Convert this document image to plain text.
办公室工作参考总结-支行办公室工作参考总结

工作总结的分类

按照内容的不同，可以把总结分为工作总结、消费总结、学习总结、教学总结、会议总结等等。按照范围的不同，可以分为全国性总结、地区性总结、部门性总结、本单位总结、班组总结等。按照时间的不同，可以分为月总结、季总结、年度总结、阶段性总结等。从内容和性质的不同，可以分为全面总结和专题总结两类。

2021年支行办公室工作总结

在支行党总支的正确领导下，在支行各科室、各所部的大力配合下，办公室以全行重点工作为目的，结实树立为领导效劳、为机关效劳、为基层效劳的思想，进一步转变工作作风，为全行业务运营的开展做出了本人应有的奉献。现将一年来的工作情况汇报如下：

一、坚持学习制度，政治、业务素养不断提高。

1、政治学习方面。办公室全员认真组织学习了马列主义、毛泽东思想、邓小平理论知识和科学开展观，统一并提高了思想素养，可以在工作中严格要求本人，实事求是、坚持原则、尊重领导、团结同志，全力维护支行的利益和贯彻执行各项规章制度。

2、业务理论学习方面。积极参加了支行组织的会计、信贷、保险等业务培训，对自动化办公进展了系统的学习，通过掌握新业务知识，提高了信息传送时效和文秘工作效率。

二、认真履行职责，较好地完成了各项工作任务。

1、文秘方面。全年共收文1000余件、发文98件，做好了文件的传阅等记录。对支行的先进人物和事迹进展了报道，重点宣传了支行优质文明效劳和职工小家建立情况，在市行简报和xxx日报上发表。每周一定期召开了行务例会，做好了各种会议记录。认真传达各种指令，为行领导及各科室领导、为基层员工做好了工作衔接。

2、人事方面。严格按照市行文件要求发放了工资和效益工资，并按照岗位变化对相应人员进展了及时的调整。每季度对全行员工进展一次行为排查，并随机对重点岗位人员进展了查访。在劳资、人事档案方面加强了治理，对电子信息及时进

-- Directions --
Copy the data above exactly. Every line must be included.

-- Full response --
Convert this document image to plain text.
办公室工作参考总结-支行办公室工作参考总结

工作总结的分类

按照内容的不同，可以把总结分为工作总结、消费总结、学习总结、教学总结、会议总结等等。按照范围的不同，可以分为全国性总结、地区性总结、部门性总结、本单位总结、班组总结等。按照时间的不同，可以分为月总结、季总结、年度总结、阶段性总结等。从内容和性质的不同，可以分为全面总结和专题总结两类。

2021年支行办公室工作总结

在支行党总支的正确领导下，在支行各科室、各所部的大力配合下，办公室以全行重点工作为目的，结实树立为领导效劳、为机关效劳、为基层效劳的思想，进一步转变工作作风，为全行业务运营的开展做出了本人应有的奉献。现将一年来的工作情况汇报如下：

一、坚持学习制度，政治、业务素养不断提高。

1、政治学习方面。办公室全员认真组织学习了马列主义、毛泽东思想、邓小平理论知识和科学开展观，统一并提高了思想素养，可以在工作中严格要求本人，实事求是、坚持原则、尊重领导、团结同志，全力维护支行的利益和贯彻执行各项规章制度。

2、业务理论学习方面。积极参加了支行组织的会计、信贷、保险等业务培训，对自动化办公进展了系统的学习，通过掌握新业务知识，提高了信息传送时效和文秘工作效率。

二、认真履行职责，较好地完成了各项工作任务。

1、文秘方面。全年共收文1000余件、发文98件，做好了文件的传阅等记录。对支行的先进人物和事迹进展了报道，重点宣传了支行优质文明效劳和职工小家建立情况，在市行简报和xxx日报上发表。每周一定期召开了行务例会，做好了各种会议记录。认真传达各种指令，为行领导及各科室领导、为基层员工做好了工作衔接。

2、人事方面。严格按照市行文件要求发放了工资和效益工资，并按照岗位变化对相应人员进展了及时的调整。每季度对全行员工进展一次行为排查，并随机对重点岗位人员进展了查访。在劳资、人事档案方面加强了治理，对电子信息及时进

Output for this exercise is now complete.